** Start of Information shown **

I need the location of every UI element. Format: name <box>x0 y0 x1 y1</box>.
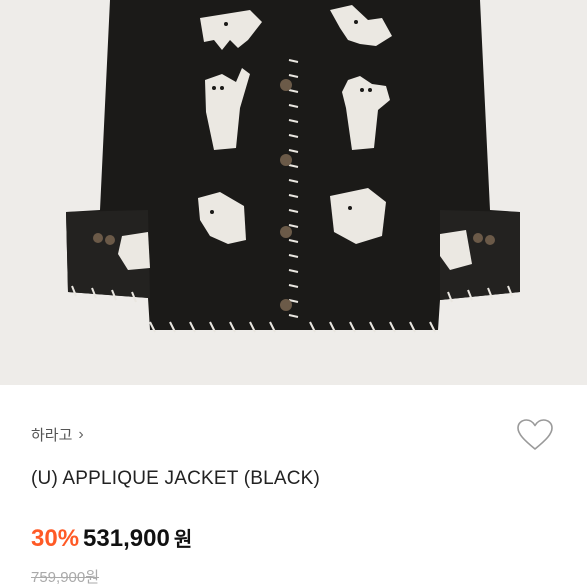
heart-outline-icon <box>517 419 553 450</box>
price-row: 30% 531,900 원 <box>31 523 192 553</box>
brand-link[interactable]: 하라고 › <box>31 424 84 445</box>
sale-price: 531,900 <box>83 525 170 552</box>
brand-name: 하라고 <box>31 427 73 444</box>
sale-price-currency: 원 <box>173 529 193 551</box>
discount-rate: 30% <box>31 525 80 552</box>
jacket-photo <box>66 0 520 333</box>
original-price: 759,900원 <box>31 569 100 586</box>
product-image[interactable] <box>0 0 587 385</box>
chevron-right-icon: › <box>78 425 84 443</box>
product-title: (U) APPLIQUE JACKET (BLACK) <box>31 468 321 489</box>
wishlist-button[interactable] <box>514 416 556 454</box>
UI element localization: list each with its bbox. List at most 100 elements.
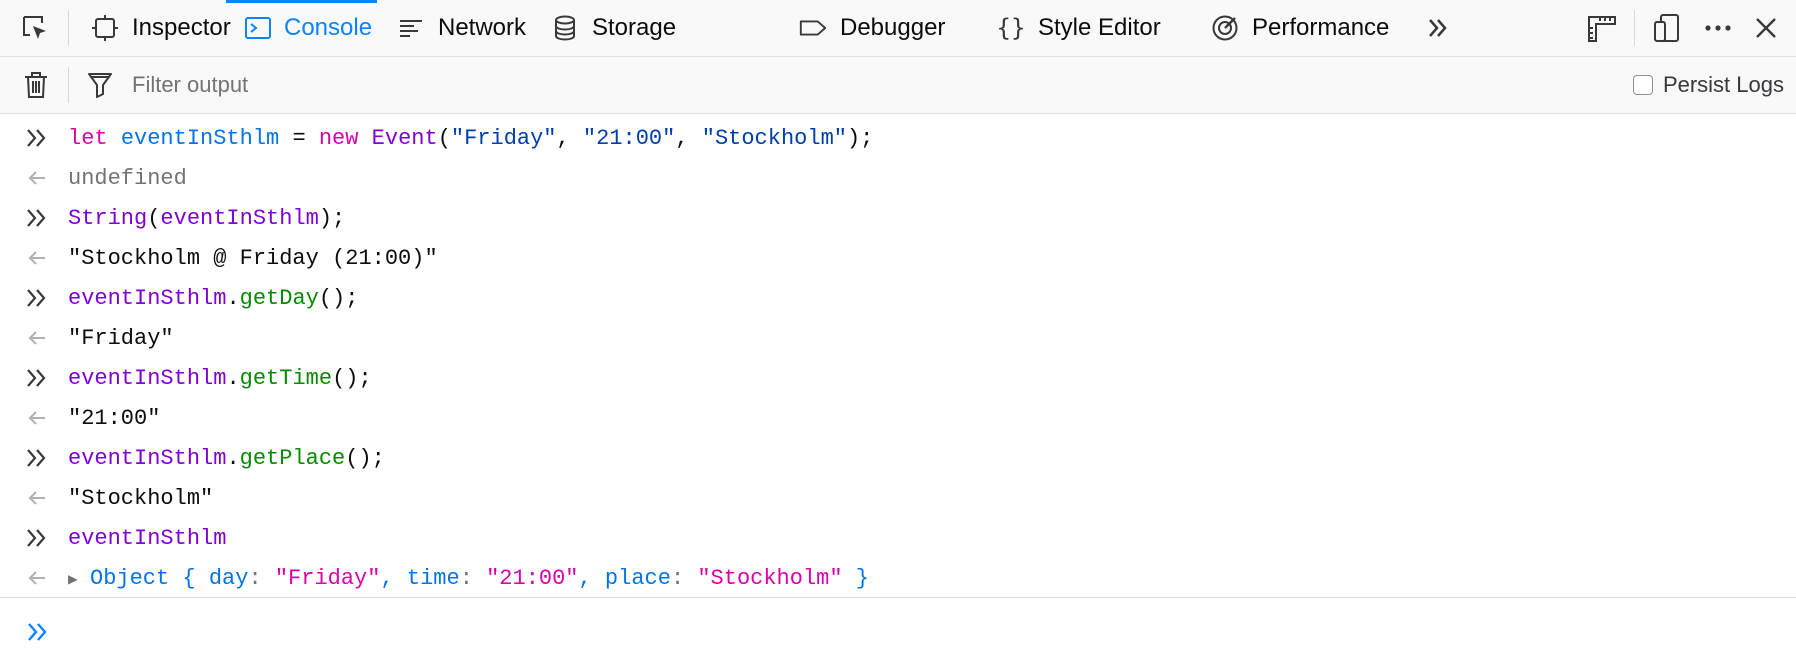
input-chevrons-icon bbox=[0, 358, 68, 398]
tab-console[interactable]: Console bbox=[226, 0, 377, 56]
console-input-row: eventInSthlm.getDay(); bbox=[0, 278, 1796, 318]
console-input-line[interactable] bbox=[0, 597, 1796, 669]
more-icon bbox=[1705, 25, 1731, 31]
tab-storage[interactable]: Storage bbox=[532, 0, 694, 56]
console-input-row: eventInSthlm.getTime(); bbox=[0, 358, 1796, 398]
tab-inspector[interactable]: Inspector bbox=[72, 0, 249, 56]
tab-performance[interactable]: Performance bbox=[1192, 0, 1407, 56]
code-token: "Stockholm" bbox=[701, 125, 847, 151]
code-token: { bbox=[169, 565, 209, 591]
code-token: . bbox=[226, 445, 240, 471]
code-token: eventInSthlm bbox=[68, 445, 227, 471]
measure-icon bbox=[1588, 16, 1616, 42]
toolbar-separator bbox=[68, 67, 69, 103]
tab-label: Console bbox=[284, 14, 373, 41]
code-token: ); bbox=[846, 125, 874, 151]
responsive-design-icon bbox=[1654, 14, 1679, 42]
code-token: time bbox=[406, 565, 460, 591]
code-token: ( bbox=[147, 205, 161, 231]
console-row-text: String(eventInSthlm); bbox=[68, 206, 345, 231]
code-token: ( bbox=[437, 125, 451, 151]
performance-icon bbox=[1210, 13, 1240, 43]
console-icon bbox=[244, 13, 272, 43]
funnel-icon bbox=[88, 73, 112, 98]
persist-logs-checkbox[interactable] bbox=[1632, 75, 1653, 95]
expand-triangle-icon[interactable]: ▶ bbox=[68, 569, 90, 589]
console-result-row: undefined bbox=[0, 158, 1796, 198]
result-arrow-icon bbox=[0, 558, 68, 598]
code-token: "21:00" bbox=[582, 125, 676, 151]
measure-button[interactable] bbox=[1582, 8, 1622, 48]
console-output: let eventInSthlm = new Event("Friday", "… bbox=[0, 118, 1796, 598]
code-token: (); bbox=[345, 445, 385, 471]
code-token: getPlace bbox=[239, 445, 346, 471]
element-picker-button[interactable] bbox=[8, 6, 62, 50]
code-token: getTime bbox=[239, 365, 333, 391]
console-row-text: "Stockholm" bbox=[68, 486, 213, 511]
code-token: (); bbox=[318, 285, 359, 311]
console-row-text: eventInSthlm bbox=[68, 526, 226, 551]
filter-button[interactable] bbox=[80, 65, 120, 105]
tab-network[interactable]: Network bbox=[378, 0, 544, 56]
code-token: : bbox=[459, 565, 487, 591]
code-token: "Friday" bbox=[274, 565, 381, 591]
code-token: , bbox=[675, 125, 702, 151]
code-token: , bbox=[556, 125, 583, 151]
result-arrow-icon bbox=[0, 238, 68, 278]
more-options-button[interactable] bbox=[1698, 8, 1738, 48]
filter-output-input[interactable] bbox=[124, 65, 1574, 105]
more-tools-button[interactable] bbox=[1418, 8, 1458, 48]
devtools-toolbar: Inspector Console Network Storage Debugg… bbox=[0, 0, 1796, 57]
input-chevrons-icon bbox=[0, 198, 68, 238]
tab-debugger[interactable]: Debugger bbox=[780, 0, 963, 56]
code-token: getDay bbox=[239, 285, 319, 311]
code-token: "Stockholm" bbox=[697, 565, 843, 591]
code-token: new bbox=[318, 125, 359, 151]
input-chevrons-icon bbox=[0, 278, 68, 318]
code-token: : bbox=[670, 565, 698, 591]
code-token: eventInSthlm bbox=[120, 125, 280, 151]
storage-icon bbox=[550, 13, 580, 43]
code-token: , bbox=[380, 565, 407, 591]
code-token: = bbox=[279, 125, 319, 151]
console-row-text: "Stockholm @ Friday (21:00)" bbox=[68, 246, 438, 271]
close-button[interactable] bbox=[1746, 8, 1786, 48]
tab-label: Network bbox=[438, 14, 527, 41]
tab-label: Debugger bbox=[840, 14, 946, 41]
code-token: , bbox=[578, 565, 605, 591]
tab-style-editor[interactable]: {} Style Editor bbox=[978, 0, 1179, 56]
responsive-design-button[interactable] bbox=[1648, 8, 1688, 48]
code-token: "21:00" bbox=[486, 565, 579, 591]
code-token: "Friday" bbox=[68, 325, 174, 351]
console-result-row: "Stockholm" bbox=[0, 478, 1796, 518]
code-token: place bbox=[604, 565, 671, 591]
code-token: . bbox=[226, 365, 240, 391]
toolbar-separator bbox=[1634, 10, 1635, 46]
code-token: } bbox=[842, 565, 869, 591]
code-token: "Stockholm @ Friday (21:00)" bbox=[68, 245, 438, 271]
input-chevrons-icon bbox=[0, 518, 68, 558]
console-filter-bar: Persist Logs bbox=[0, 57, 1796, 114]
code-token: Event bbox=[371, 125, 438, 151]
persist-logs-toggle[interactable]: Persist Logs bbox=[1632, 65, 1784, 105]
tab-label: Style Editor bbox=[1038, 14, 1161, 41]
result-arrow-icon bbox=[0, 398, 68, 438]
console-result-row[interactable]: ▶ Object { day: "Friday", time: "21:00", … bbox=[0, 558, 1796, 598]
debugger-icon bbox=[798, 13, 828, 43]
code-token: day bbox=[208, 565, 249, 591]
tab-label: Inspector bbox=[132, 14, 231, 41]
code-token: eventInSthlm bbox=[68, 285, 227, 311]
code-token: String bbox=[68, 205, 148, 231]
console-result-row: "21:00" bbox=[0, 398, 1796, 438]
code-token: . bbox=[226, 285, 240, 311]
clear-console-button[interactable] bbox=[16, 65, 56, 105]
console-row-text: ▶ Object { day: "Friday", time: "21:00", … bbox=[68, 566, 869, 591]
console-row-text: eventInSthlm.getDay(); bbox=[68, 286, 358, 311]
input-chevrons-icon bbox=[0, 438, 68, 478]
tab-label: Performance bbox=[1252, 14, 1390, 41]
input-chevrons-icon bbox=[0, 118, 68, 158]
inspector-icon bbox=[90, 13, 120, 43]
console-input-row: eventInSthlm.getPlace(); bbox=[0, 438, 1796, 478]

** End of Information shown **
** Start of Information shown **

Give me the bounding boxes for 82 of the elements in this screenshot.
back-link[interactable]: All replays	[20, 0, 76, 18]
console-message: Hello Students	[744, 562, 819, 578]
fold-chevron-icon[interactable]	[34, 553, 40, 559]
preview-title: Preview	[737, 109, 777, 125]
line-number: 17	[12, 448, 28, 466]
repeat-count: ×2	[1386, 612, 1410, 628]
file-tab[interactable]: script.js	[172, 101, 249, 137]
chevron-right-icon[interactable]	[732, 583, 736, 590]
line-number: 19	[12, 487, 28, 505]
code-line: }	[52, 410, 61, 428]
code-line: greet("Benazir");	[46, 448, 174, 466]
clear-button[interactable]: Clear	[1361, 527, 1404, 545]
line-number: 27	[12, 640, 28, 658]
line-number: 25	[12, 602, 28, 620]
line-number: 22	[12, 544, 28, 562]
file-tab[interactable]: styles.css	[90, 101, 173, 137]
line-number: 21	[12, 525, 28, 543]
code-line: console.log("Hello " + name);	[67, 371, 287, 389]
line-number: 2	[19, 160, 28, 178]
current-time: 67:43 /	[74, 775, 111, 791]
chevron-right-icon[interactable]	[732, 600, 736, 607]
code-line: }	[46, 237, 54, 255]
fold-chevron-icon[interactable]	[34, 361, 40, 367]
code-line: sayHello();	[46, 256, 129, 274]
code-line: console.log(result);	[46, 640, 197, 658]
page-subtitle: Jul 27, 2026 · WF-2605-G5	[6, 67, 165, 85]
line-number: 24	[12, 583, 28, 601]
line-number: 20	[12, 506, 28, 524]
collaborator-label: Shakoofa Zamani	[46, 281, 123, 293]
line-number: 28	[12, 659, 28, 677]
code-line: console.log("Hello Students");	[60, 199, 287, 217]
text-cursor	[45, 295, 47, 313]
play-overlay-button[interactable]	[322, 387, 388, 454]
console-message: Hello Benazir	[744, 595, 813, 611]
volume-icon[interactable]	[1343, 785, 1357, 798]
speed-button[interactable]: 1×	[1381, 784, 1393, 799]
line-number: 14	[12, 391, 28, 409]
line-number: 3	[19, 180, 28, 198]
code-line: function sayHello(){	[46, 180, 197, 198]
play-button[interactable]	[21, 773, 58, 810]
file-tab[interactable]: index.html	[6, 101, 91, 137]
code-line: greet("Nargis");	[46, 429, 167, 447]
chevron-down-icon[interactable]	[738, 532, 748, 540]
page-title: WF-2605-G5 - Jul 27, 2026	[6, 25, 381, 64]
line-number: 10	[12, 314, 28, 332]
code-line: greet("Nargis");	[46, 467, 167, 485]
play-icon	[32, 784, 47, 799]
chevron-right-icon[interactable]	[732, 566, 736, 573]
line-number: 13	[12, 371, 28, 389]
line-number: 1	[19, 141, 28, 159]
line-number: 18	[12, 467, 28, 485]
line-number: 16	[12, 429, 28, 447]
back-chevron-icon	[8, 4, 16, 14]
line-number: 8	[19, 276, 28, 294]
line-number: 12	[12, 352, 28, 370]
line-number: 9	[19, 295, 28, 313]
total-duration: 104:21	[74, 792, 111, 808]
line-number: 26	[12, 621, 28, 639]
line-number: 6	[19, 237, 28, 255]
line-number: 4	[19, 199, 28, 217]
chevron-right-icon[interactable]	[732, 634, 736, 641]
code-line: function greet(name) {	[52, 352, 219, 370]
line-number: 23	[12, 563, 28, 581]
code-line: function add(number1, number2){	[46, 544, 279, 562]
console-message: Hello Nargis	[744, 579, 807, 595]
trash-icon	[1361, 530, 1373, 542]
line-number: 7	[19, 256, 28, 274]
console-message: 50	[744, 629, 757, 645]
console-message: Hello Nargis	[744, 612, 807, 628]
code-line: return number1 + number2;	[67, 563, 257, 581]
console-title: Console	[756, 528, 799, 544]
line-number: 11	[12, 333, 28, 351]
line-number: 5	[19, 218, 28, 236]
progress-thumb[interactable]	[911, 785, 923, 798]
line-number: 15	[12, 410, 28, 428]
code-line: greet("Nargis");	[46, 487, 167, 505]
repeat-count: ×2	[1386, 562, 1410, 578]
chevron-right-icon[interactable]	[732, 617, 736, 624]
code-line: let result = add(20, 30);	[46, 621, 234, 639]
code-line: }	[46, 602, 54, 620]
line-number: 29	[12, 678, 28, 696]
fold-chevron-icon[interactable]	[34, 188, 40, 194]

** End of Information shown **

__Stated goal__:
Please update the data starting at the line containing "Give me the" and ending at the line containing "612, 1410, 628]" by putting "log-message" in place of "console-message", changing nothing else, and return only those lines.

__Result of this task__:
Give me the bounding boxes for 82 of the elements in this screenshot.
back-link[interactable]: All replays	[20, 0, 76, 18]
log-message: Hello Students	[744, 562, 819, 578]
fold-chevron-icon[interactable]	[34, 553, 40, 559]
preview-title: Preview	[737, 109, 777, 125]
line-number: 17	[12, 448, 28, 466]
repeat-count: ×2	[1386, 612, 1410, 628]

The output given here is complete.